Material for this task:
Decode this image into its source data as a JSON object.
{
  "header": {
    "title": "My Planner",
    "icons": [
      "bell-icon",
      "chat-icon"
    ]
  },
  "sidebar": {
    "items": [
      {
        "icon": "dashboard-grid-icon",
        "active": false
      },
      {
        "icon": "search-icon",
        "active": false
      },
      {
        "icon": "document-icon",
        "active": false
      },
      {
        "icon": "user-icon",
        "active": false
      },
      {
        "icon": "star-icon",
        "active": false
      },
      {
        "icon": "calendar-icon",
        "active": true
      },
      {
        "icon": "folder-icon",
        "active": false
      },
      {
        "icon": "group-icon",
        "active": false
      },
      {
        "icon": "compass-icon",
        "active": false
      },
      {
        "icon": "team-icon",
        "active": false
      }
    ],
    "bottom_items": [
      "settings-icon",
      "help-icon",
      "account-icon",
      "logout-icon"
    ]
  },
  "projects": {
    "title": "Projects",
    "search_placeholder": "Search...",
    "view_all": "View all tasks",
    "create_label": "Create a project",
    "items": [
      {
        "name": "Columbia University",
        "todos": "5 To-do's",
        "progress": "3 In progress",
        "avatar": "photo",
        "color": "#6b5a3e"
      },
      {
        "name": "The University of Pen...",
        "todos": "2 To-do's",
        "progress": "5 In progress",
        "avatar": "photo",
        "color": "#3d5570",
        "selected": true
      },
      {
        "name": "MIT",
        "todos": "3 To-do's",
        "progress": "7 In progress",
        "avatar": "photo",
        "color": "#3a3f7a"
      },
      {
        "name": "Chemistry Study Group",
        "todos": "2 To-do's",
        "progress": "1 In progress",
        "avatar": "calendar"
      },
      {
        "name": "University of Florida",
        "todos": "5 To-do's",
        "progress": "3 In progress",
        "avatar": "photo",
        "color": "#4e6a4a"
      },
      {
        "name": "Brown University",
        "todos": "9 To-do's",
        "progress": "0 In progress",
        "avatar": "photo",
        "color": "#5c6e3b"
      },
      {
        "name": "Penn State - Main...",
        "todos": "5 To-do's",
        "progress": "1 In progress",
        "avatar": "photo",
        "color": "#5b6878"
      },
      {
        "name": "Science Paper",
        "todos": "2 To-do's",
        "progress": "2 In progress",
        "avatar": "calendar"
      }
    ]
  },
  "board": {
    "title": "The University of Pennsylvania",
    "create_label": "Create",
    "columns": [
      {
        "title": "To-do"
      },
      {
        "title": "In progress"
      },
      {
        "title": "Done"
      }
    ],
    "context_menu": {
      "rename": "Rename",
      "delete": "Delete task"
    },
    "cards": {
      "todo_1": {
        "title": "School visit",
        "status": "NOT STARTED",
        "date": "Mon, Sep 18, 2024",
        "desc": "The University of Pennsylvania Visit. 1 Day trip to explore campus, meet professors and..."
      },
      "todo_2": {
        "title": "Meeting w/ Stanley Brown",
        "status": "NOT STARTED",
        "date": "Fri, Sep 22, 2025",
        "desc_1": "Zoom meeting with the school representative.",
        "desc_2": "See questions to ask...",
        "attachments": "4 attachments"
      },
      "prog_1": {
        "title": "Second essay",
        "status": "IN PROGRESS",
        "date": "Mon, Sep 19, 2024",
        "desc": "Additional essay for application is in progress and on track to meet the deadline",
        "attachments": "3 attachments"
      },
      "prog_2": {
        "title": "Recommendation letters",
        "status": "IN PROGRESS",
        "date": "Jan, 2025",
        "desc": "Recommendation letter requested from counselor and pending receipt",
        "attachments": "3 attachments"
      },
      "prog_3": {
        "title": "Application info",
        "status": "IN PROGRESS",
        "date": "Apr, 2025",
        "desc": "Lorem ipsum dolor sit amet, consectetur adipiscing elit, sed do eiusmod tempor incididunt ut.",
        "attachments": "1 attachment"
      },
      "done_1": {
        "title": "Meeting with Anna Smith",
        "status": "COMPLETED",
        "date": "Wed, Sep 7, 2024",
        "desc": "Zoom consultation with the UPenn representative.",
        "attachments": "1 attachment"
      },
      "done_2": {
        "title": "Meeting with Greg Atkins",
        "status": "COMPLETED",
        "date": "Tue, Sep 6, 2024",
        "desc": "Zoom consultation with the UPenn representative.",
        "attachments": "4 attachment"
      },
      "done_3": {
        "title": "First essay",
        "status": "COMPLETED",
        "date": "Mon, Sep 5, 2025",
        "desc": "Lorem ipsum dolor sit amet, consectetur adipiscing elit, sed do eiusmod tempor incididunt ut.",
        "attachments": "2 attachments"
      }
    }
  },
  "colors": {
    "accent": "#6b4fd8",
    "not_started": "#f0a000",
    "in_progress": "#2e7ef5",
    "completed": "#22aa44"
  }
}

Problem: Transcribe every entry exactly.

Task solution:
Decode this image into its source data as a JSON object.
{
  "header": {
    "title": "My Planner",
    "icons": [
      "bell-icon",
      "chat-icon"
    ]
  },
  "sidebar": {
    "items": [
      {
        "icon": "dashboard-grid-icon",
        "active": false
      },
      {
        "icon": "search-icon",
        "active": false
      },
      {
        "icon": "document-icon",
        "active": false
      },
      {
        "icon": "user-icon",
        "active": false
      },
      {
        "icon": "star-icon",
        "active": false
      },
      {
        "icon": "calendar-icon",
        "active": true
      },
      {
        "icon": "folder-icon",
        "active": false
      },
      {
        "icon": "group-icon",
        "active": false
      },
      {
        "icon": "compass-icon",
        "active": false
      },
      {
        "icon": "team-icon",
        "active": false
      }
    ],
    "bottom_items": [
      "settings-icon",
      "help-icon",
      "account-icon",
      "logout-icon"
    ]
  },
  "projects": {
    "title": "Projects",
    "search_placeholder": "Search...",
    "view_all": "View all tasks",
    "create_label": "Create a project",
    "items": [
      {
        "name": "Columbia University",
        "todos": "5 To-do's",
        "progress": "3 In progress",
        "avatar": "photo",
        "color": "#6b5a3e"
      },
      {
        "name": "The University of Pen...",
        "todos": "2 To-do's",
        "progress": "5 In progress",
        "avatar": "photo",
        "color": "#3d5570",
        "selected": true
      },
      {
        "name": "MIT",
        "todos": "3 To-do's",
        "progress": "7 In progress",
        "avatar": "photo",
        "color": "#3a3f7a"
      },
      {
        "name": "Chemistry Study Group",
        "todos": "2 To-do's",
        "progress": "1 In progress",
        "avatar": "calendar"
      },
      {
        "name": "University of Florida",
        "todos": "5 To-do's",
        "progress": "3 In progress",
        "avatar": "photo",
        "color": "#4e6a4a"
      },
      {
        "name": "Brown University",
        "todos": "9 To-do's",
        "progress": "0 In progress",
        "avatar": "photo",
        "color": "#5c6e3b"
      },
      {
        "name": "Penn State - Main...",
        "todos": "5 To-do's",
        "progress": "1 In progress",
        "avatar": "photo",
        "color": "#5b6878"
      },
      {
        "name": "Science Paper",
        "todos": "2 To-do's",
        "progress": "2 In progress",
        "avatar": "calendar"
      }
    ]
  },
  "board": {
    "title": "The University of Pennsylvania",
    "create_label": "Create",
    "columns": [
      {
        "title": "To-do"
      },
      {
        "title": "In progress"
      },
      {
        "title": "Done"
      }
    ],
    "context_menu": {
      "rename": "Rename",
      "delete": "Delete task"
    },
    "cards": {
      "todo_1": {
        "title": "School visit",
        "status": "NOT STARTED",
        "date": "Mon, Sep 18, 2024",
        "desc": "The University of Pennsylvania Visit. 1 Day trip to explore campus, meet professors and..."
      },
      "todo_2": {
        "title": "Meeting w/ Stanley Brown",
        "status": "NOT STARTED",
        "date": "Fri, Sep 22, 2025",
        "desc_1": "Zoom meeting with the school representative.",
        "desc_2": "See questions to ask...",
        "attachments": "4 attachments"
      },
      "prog_1": {
        "title": "Second essay",
        "status": "IN PROGRESS",
        "date": "Mon, Sep 19, 2024",
        "desc": "Additional essay for application is in progress and on track to meet the deadline",
        "attachments": "3 attachments"
      },
      "prog_2": {
        "title": "Recommendation letters",
        "status": "IN PROGRESS",
        "date": "Jan, 2025",
        "desc": "Recommendation letter requested from counselor and pending receipt",
        "attachments": "3 attachments"
      },
      "prog_3": {
        "title": "Application info",
        "status": "IN PROGRESS",
        "date": "Apr, 2025",
        "desc": "Lorem ipsum dolor sit amet, consectetur adipiscing elit, sed do eiusmod tempor incididunt ut.",
        "attachments": "1 attachment"
      },
      "done_1": {
        "title": "Meeting with Anna Smith",
        "status": "COMPLETED",
        "date": "Wed, Sep 7, 2024",
        "desc": "Zoom consultation with the UPenn representative.",
        "attachments": "1 attachment"
      },
      "done_2": {
        "title": "Meeting with Greg Atkins",
        "status": "COMPLETED",
        "date": "Tue, Sep 6, 2024",
        "desc": "Zoom consultation with the UPenn representative.",
        "attachments": "4 attachment"
      },
      "done_3": {
        "title": "First essay",
        "status": "COMPLETED",
        "date": "Mon, Sep 5, 2025",
        "desc": "Lorem ipsum dolor sit amet, consectetur adipiscing elit, sed do eiusmod tempor incididunt ut.",
        "attachments": "2 attachments"
      }
    }
  },
  "colors": {
    "accent": "#6b4fd8",
    "not_started": "#f0a000",
    "in_progress": "#2e7ef5",
    "completed": "#22aa44"
  }
}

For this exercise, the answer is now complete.